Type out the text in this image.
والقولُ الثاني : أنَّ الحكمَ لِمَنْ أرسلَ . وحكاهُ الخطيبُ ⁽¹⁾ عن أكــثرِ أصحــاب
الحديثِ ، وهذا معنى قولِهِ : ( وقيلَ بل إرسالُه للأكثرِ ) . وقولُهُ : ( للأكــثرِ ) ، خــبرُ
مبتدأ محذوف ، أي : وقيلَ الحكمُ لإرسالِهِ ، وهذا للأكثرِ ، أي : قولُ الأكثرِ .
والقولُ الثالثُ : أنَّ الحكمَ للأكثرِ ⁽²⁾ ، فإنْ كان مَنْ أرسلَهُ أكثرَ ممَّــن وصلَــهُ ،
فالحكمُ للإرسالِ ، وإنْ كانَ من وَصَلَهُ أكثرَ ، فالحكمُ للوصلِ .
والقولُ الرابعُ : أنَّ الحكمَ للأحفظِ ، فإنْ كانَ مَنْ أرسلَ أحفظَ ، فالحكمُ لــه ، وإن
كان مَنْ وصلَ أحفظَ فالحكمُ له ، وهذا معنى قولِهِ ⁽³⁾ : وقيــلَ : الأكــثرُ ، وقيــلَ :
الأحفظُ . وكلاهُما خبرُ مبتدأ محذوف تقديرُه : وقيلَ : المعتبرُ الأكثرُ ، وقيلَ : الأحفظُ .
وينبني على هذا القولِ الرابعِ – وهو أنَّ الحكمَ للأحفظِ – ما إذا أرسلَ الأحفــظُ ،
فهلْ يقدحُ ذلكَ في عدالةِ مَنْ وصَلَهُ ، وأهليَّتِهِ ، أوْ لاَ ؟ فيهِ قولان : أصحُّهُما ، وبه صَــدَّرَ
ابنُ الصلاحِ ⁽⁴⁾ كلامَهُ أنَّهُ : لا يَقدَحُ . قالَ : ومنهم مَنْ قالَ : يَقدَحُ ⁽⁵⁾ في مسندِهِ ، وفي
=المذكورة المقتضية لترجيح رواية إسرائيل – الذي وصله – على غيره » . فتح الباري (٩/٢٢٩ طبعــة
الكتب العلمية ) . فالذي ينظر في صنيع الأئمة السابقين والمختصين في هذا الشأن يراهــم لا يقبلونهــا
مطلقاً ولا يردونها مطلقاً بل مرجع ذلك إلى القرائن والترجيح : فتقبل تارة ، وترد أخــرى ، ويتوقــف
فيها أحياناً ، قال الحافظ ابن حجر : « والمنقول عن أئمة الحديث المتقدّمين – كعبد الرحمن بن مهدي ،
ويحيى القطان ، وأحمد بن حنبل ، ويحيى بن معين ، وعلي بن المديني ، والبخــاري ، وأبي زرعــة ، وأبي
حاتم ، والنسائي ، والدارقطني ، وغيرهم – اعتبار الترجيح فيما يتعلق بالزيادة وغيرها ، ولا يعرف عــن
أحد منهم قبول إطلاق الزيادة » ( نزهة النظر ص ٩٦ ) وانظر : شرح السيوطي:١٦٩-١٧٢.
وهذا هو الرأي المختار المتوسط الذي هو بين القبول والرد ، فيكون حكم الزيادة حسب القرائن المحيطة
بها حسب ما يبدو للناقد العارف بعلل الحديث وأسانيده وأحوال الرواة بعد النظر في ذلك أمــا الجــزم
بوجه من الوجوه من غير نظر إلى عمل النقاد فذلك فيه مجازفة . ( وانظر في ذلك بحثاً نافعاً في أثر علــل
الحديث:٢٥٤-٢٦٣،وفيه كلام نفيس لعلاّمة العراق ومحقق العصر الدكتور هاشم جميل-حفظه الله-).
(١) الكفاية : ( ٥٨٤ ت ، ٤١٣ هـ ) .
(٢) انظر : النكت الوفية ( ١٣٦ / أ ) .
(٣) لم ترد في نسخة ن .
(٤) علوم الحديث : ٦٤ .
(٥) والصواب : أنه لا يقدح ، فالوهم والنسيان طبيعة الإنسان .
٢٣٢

* * * * * * *

● **EXERCISE DESCRIPTION**: Give the number of lines in the material above that have the word "وانظر" in them, and nothing more.

● **ANSWER TO THIS TASK**: 2